**Exercise brief:**
Print every item below word for word, keeping each line and character unchanged.

**Data listing:**
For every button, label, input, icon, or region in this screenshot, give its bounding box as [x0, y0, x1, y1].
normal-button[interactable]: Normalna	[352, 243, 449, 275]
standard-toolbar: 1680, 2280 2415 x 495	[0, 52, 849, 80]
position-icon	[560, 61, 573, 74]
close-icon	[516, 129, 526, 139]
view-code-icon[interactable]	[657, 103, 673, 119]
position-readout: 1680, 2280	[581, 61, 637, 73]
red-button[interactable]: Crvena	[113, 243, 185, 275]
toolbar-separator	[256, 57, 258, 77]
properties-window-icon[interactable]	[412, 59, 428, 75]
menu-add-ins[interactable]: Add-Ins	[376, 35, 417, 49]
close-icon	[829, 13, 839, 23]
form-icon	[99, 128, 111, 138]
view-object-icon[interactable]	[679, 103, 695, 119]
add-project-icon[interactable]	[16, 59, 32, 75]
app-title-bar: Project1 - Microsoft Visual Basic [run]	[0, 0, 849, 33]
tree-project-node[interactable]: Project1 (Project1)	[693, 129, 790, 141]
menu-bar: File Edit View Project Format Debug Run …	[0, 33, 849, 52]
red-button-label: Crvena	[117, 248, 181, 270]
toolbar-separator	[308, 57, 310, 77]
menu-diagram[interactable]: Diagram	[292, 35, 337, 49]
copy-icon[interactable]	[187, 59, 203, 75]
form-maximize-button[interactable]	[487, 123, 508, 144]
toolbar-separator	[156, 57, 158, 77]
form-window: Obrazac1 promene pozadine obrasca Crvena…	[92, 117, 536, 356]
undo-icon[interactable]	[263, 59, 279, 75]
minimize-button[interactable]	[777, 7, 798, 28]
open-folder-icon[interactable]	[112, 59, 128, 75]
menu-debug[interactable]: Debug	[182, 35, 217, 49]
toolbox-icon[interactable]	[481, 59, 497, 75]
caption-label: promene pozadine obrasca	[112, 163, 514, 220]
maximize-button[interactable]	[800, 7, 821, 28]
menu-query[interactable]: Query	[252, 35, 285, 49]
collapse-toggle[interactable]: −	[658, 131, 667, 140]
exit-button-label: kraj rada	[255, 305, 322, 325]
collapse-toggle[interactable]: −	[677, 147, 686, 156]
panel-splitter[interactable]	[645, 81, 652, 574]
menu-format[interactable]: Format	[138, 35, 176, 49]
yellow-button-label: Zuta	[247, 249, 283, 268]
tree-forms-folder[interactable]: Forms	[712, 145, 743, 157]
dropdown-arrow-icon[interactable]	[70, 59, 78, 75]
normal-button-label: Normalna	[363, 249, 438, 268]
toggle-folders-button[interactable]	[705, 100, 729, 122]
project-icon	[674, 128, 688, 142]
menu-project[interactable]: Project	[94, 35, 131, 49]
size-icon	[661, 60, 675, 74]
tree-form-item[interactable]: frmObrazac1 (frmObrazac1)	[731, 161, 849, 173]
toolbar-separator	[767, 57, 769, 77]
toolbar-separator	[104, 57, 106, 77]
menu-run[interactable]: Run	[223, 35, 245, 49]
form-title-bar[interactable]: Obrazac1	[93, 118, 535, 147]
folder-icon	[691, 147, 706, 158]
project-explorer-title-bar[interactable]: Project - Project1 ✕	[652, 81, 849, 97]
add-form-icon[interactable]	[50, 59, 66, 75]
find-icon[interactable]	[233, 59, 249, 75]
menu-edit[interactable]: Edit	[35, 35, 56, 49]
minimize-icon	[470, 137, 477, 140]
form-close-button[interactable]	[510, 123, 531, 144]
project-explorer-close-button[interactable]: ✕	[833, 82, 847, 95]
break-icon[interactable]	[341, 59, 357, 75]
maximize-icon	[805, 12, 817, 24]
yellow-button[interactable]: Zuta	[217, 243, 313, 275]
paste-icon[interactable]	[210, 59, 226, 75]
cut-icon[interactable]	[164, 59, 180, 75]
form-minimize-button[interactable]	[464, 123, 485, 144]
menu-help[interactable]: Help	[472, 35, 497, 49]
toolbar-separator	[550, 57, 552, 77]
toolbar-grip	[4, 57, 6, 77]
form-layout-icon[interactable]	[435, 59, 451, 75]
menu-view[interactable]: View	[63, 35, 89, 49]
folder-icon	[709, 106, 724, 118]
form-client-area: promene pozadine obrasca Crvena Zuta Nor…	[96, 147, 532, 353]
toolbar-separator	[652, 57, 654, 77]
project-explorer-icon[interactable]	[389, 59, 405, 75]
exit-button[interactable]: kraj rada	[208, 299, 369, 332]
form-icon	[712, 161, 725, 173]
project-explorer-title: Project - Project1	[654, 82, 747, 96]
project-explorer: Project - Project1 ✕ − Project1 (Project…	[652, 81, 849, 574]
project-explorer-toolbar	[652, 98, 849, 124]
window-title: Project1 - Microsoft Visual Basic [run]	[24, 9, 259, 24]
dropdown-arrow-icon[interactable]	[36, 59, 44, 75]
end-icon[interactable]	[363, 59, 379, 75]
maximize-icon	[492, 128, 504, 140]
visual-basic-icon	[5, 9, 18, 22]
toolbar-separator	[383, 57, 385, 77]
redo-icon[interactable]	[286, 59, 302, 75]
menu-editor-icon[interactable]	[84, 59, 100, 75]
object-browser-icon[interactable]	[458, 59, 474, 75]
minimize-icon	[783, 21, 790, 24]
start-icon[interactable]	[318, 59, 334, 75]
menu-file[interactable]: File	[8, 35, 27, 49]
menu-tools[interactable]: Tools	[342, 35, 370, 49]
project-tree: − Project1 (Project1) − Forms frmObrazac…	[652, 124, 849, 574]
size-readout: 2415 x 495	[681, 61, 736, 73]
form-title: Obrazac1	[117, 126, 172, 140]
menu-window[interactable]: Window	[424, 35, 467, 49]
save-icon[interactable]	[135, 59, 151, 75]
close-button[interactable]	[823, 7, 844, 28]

**Task answer:**
For every button, label, input, icon, or region in this screenshot, give its bounding box as [x0, y0, x1, y1].
normal-button[interactable]: Normalna	[352, 243, 449, 275]
standard-toolbar: 1680, 2280 2415 x 495	[0, 52, 849, 80]
position-icon	[560, 61, 573, 74]
close-icon	[516, 129, 526, 139]
view-code-icon[interactable]	[657, 103, 673, 119]
position-readout: 1680, 2280	[581, 61, 637, 73]
red-button[interactable]: Crvena	[113, 243, 185, 275]
toolbar-separator	[256, 57, 258, 77]
properties-window-icon[interactable]	[412, 59, 428, 75]
menu-add-ins[interactable]: Add-Ins	[376, 35, 417, 49]
close-icon	[829, 13, 839, 23]
form-icon	[99, 128, 111, 138]
view-object-icon[interactable]	[679, 103, 695, 119]
add-project-icon[interactable]	[16, 59, 32, 75]
app-title-bar: Project1 - Microsoft Visual Basic [run]	[0, 0, 849, 33]
tree-project-node[interactable]: Project1 (Project1)	[693, 129, 790, 141]
menu-bar: File Edit View Project Format Debug Run …	[0, 33, 849, 52]
red-button-label: Crvena	[117, 248, 181, 270]
toolbar-separator	[308, 57, 310, 77]
menu-diagram[interactable]: Diagram	[292, 35, 337, 49]
copy-icon[interactable]	[187, 59, 203, 75]
form-maximize-button[interactable]	[487, 123, 508, 144]
toolbar-separator	[156, 57, 158, 77]
form-window: Obrazac1 promene pozadine obrasca Crvena…	[92, 117, 536, 356]
undo-icon[interactable]	[263, 59, 279, 75]
minimize-button[interactable]	[777, 7, 798, 28]
open-folder-icon[interactable]	[112, 59, 128, 75]
menu-debug[interactable]: Debug	[182, 35, 217, 49]
toolbox-icon[interactable]	[481, 59, 497, 75]
caption-label: promene pozadine obrasca	[112, 163, 514, 220]
maximize-button[interactable]	[800, 7, 821, 28]
menu-query[interactable]: Query	[252, 35, 285, 49]
collapse-toggle[interactable]: −	[658, 131, 667, 140]
exit-button-label: kraj rada	[255, 305, 322, 325]
collapse-toggle[interactable]: −	[677, 147, 686, 156]
panel-splitter[interactable]	[645, 81, 652, 574]
menu-format[interactable]: Format	[138, 35, 176, 49]
yellow-button-label: Zuta	[247, 249, 283, 268]
tree-forms-folder[interactable]: Forms	[712, 145, 743, 157]
dropdown-arrow-icon[interactable]	[70, 59, 78, 75]
normal-button-label: Normalna	[363, 249, 438, 268]
toggle-folders-button[interactable]	[705, 100, 729, 122]
project-icon	[674, 128, 688, 142]
menu-project[interactable]: Project	[94, 35, 131, 49]
size-icon	[661, 60, 675, 74]
tree-form-item[interactable]: frmObrazac1 (frmObrazac1)	[731, 161, 849, 173]
toolbar-separator	[767, 57, 769, 77]
toolbar-separator	[104, 57, 106, 77]
menu-run[interactable]: Run	[223, 35, 245, 49]
form-title-bar[interactable]: Obrazac1	[93, 118, 535, 147]
folder-icon	[691, 147, 706, 158]
project-explorer-title-bar[interactable]: Project - Project1 ✕	[652, 81, 849, 97]
add-form-icon[interactable]	[50, 59, 66, 75]
find-icon[interactable]	[233, 59, 249, 75]
menu-edit[interactable]: Edit	[35, 35, 56, 49]
minimize-icon	[470, 137, 477, 140]
form-close-button[interactable]	[510, 123, 531, 144]
project-explorer-close-button[interactable]: ✕	[833, 82, 847, 95]
break-icon[interactable]	[341, 59, 357, 75]
maximize-icon	[805, 12, 817, 24]
yellow-button[interactable]: Zuta	[217, 243, 313, 275]
paste-icon[interactable]	[210, 59, 226, 75]
cut-icon[interactable]	[164, 59, 180, 75]
form-minimize-button[interactable]	[464, 123, 485, 144]
menu-help[interactable]: Help	[472, 35, 497, 49]
toolbar-separator	[550, 57, 552, 77]
toolbar-grip	[4, 57, 6, 77]
form-layout-icon[interactable]	[435, 59, 451, 75]
menu-view[interactable]: View	[63, 35, 89, 49]
folder-icon	[709, 106, 724, 118]
form-client-area: promene pozadine obrasca Crvena Zuta Nor…	[96, 147, 532, 353]
toolbar-separator	[652, 57, 654, 77]
project-explorer-icon[interactable]	[389, 59, 405, 75]
exit-button[interactable]: kraj rada	[208, 299, 369, 332]
form-icon	[712, 161, 725, 173]
project-explorer-title: Project - Project1	[654, 82, 747, 96]
project-explorer: Project - Project1 ✕ − Project1 (Project…	[652, 81, 849, 574]
project-explorer-toolbar	[652, 98, 849, 124]
window-title: Project1 - Microsoft Visual Basic [run]	[24, 9, 259, 24]
dropdown-arrow-icon[interactable]	[36, 59, 44, 75]
end-icon[interactable]	[363, 59, 379, 75]
maximize-icon	[492, 128, 504, 140]
visual-basic-icon	[5, 9, 18, 22]
toolbar-separator	[383, 57, 385, 77]
redo-icon[interactable]	[286, 59, 302, 75]
menu-editor-icon[interactable]	[84, 59, 100, 75]
object-browser-icon[interactable]	[458, 59, 474, 75]
minimize-icon	[783, 21, 790, 24]
start-icon[interactable]	[318, 59, 334, 75]
menu-file[interactable]: File	[8, 35, 27, 49]
menu-tools[interactable]: Tools	[342, 35, 370, 49]
project-tree: − Project1 (Project1) − Forms frmObrazac…	[652, 124, 849, 574]
size-readout: 2415 x 495	[681, 61, 736, 73]
form-title: Obrazac1	[117, 126, 172, 140]
menu-window[interactable]: Window	[424, 35, 467, 49]
save-icon[interactable]	[135, 59, 151, 75]
close-button[interactable]	[823, 7, 844, 28]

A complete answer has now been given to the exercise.